• [SET EXERCISE] Reproduce all entries precisely, down to the last character.

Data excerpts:

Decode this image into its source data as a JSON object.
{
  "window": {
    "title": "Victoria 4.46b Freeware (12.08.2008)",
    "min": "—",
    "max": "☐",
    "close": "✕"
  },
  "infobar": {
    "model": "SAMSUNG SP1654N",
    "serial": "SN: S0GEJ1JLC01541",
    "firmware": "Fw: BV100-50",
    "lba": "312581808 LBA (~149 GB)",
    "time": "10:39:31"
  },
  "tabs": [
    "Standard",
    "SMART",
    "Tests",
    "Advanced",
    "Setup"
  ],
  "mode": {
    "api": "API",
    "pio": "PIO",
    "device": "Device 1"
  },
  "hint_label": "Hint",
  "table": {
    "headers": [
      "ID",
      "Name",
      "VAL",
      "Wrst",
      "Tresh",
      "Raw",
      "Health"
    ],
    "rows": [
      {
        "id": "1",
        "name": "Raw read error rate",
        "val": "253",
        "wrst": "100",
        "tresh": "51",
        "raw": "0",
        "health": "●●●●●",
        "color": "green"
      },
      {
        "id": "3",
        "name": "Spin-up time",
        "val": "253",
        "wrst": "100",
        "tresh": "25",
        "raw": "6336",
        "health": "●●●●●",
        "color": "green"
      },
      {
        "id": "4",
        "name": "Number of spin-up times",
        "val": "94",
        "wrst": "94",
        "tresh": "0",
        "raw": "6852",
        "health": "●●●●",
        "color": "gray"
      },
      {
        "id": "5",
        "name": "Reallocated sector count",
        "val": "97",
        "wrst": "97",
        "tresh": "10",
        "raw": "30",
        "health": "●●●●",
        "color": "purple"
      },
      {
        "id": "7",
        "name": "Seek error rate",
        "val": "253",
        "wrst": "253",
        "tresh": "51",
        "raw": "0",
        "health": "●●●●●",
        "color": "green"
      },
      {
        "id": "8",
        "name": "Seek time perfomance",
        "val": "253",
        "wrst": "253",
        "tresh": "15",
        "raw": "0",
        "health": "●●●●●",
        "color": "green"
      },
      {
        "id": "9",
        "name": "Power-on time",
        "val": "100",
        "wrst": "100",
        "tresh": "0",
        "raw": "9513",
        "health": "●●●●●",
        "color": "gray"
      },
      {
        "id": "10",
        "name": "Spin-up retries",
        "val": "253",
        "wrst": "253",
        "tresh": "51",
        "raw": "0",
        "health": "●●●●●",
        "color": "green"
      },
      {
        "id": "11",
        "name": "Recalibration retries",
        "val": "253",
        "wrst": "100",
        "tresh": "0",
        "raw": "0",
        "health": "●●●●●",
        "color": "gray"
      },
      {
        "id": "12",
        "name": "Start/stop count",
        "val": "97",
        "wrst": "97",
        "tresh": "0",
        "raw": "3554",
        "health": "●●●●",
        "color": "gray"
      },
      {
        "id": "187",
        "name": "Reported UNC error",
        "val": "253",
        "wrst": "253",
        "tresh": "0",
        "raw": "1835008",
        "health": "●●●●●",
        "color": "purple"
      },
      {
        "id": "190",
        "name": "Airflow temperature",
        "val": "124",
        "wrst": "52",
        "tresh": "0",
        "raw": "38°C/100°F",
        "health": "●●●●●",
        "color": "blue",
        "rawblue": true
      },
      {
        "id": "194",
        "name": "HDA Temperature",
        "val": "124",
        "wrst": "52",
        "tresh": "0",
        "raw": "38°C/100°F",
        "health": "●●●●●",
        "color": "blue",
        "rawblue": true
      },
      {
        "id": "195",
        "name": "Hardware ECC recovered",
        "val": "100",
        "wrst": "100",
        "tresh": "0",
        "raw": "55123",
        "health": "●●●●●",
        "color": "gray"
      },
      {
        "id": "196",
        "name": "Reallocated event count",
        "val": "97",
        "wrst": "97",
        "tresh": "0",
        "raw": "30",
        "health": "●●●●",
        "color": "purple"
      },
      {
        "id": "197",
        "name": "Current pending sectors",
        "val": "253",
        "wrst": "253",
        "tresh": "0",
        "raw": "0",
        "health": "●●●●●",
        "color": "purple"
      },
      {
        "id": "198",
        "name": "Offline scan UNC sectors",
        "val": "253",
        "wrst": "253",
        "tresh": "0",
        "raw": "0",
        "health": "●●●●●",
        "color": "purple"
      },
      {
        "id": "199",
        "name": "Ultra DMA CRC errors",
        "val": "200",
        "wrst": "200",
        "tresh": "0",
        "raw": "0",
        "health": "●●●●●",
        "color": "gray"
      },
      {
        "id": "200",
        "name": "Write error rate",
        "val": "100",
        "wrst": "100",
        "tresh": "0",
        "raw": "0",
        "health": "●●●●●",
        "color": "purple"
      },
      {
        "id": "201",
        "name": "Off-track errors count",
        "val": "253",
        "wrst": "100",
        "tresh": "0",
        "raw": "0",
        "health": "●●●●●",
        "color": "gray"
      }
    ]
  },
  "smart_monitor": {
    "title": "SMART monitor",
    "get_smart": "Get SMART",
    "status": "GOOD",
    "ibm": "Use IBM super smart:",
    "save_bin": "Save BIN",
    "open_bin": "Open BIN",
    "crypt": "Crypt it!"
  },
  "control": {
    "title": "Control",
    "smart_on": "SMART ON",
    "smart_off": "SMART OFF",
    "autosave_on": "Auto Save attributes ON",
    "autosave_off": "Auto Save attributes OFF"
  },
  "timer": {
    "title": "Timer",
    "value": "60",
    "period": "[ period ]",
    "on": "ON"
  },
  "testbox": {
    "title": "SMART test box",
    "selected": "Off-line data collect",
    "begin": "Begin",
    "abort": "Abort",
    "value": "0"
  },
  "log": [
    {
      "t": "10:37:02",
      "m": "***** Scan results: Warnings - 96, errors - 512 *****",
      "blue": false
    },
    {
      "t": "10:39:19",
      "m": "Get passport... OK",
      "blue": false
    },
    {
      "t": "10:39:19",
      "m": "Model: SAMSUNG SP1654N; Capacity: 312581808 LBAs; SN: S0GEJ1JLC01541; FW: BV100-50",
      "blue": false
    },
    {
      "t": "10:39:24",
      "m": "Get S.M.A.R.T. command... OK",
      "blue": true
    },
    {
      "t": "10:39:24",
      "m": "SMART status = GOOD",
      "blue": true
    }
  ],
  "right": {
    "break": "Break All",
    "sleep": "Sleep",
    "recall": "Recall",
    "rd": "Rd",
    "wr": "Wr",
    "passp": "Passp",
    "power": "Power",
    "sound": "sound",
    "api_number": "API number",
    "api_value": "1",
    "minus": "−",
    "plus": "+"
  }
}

• [WRITTEN SOLUTION]
Decode this image into its source data as a JSON object.
{
  "window": {
    "title": "Victoria 4.46b Freeware (12.08.2008)",
    "min": "—",
    "max": "☐",
    "close": "✕"
  },
  "infobar": {
    "model": "SAMSUNG SP1654N",
    "serial": "SN: S0GEJ1JLC01541",
    "firmware": "Fw: BV100-50",
    "lba": "312581808 LBA (~149 GB)",
    "time": "10:39:31"
  },
  "tabs": [
    "Standard",
    "SMART",
    "Tests",
    "Advanced",
    "Setup"
  ],
  "mode": {
    "api": "API",
    "pio": "PIO",
    "device": "Device 1"
  },
  "hint_label": "Hint",
  "table": {
    "headers": [
      "ID",
      "Name",
      "VAL",
      "Wrst",
      "Tresh",
      "Raw",
      "Health"
    ],
    "rows": [
      {
        "id": "1",
        "name": "Raw read error rate",
        "val": "253",
        "wrst": "100",
        "tresh": "51",
        "raw": "0",
        "health": "●●●●●",
        "color": "green"
      },
      {
        "id": "3",
        "name": "Spin-up time",
        "val": "253",
        "wrst": "100",
        "tresh": "25",
        "raw": "6336",
        "health": "●●●●●",
        "color": "green"
      },
      {
        "id": "4",
        "name": "Number of spin-up times",
        "val": "94",
        "wrst": "94",
        "tresh": "0",
        "raw": "6852",
        "health": "●●●●",
        "color": "gray"
      },
      {
        "id": "5",
        "name": "Reallocated sector count",
        "val": "97",
        "wrst": "97",
        "tresh": "10",
        "raw": "30",
        "health": "●●●●",
        "color": "purple"
      },
      {
        "id": "7",
        "name": "Seek error rate",
        "val": "253",
        "wrst": "253",
        "tresh": "51",
        "raw": "0",
        "health": "●●●●●",
        "color": "green"
      },
      {
        "id": "8",
        "name": "Seek time perfomance",
        "val": "253",
        "wrst": "253",
        "tresh": "15",
        "raw": "0",
        "health": "●●●●●",
        "color": "green"
      },
      {
        "id": "9",
        "name": "Power-on time",
        "val": "100",
        "wrst": "100",
        "tresh": "0",
        "raw": "9513",
        "health": "●●●●●",
        "color": "gray"
      },
      {
        "id": "10",
        "name": "Spin-up retries",
        "val": "253",
        "wrst": "253",
        "tresh": "51",
        "raw": "0",
        "health": "●●●●●",
        "color": "green"
      },
      {
        "id": "11",
        "name": "Recalibration retries",
        "val": "253",
        "wrst": "100",
        "tresh": "0",
        "raw": "0",
        "health": "●●●●●",
        "color": "gray"
      },
      {
        "id": "12",
        "name": "Start/stop count",
        "val": "97",
        "wrst": "97",
        "tresh": "0",
        "raw": "3554",
        "health": "●●●●",
        "color": "gray"
      },
      {
        "id": "187",
        "name": "Reported UNC error",
        "val": "253",
        "wrst": "253",
        "tresh": "0",
        "raw": "1835008",
        "health": "●●●●●",
        "color": "purple"
      },
      {
        "id": "190",
        "name": "Airflow temperature",
        "val": "124",
        "wrst": "52",
        "tresh": "0",
        "raw": "38°C/100°F",
        "health": "●●●●●",
        "color": "blue",
        "rawblue": true
      },
      {
        "id": "194",
        "name": "HDA Temperature",
        "val": "124",
        "wrst": "52",
        "tresh": "0",
        "raw": "38°C/100°F",
        "health": "●●●●●",
        "color": "blue",
        "rawblue": true
      },
      {
        "id": "195",
        "name": "Hardware ECC recovered",
        "val": "100",
        "wrst": "100",
        "tresh": "0",
        "raw": "55123",
        "health": "●●●●●",
        "color": "gray"
      },
      {
        "id": "196",
        "name": "Reallocated event count",
        "val": "97",
        "wrst": "97",
        "tresh": "0",
        "raw": "30",
        "health": "●●●●",
        "color": "purple"
      },
      {
        "id": "197",
        "name": "Current pending sectors",
        "val": "253",
        "wrst": "253",
        "tresh": "0",
        "raw": "0",
        "health": "●●●●●",
        "color": "purple"
      },
      {
        "id": "198",
        "name": "Offline scan UNC sectors",
        "val": "253",
        "wrst": "253",
        "tresh": "0",
        "raw": "0",
        "health": "●●●●●",
        "color": "purple"
      },
      {
        "id": "199",
        "name": "Ultra DMA CRC errors",
        "val": "200",
        "wrst": "200",
        "tresh": "0",
        "raw": "0",
        "health": "●●●●●",
        "color": "gray"
      },
      {
        "id": "200",
        "name": "Write error rate",
        "val": "100",
        "wrst": "100",
        "tresh": "0",
        "raw": "0",
        "health": "●●●●●",
        "color": "purple"
      },
      {
        "id": "201",
        "name": "Off-track errors count",
        "val": "253",
        "wrst": "100",
        "tresh": "0",
        "raw": "0",
        "health": "●●●●●",
        "color": "gray"
      }
    ]
  },
  "smart_monitor": {
    "title": "SMART monitor",
    "get_smart": "Get SMART",
    "status": "GOOD",
    "ibm": "Use IBM super smart:",
    "save_bin": "Save BIN",
    "open_bin": "Open BIN",
    "crypt": "Crypt it!"
  },
  "control": {
    "title": "Control",
    "smart_on": "SMART ON",
    "smart_off": "SMART OFF",
    "autosave_on": "Auto Save attributes ON",
    "autosave_off": "Auto Save attributes OFF"
  },
  "timer": {
    "title": "Timer",
    "value": "60",
    "period": "[ period ]",
    "on": "ON"
  },
  "testbox": {
    "title": "SMART test box",
    "selected": "Off-line data collect",
    "begin": "Begin",
    "abort": "Abort",
    "value": "0"
  },
  "log": [
    {
      "t": "10:37:02",
      "m": "***** Scan results: Warnings - 96, errors - 512 *****",
      "blue": false
    },
    {
      "t": "10:39:19",
      "m": "Get passport... OK",
      "blue": false
    },
    {
      "t": "10:39:19",
      "m": "Model: SAMSUNG SP1654N; Capacity: 312581808 LBAs; SN: S0GEJ1JLC01541; FW: BV100-50",
      "blue": false
    },
    {
      "t": "10:39:24",
      "m": "Get S.M.A.R.T. command... OK",
      "blue": true
    },
    {
      "t": "10:39:24",
      "m": "SMART status = GOOD",
      "blue": true
    }
  ],
  "right": {
    "break": "Break All",
    "sleep": "Sleep",
    "recall": "Recall",
    "rd": "Rd",
    "wr": "Wr",
    "passp": "Passp",
    "power": "Power",
    "sound": "sound",
    "api_number": "API number",
    "api_value": "1",
    "minus": "−",
    "plus": "+"
  }
}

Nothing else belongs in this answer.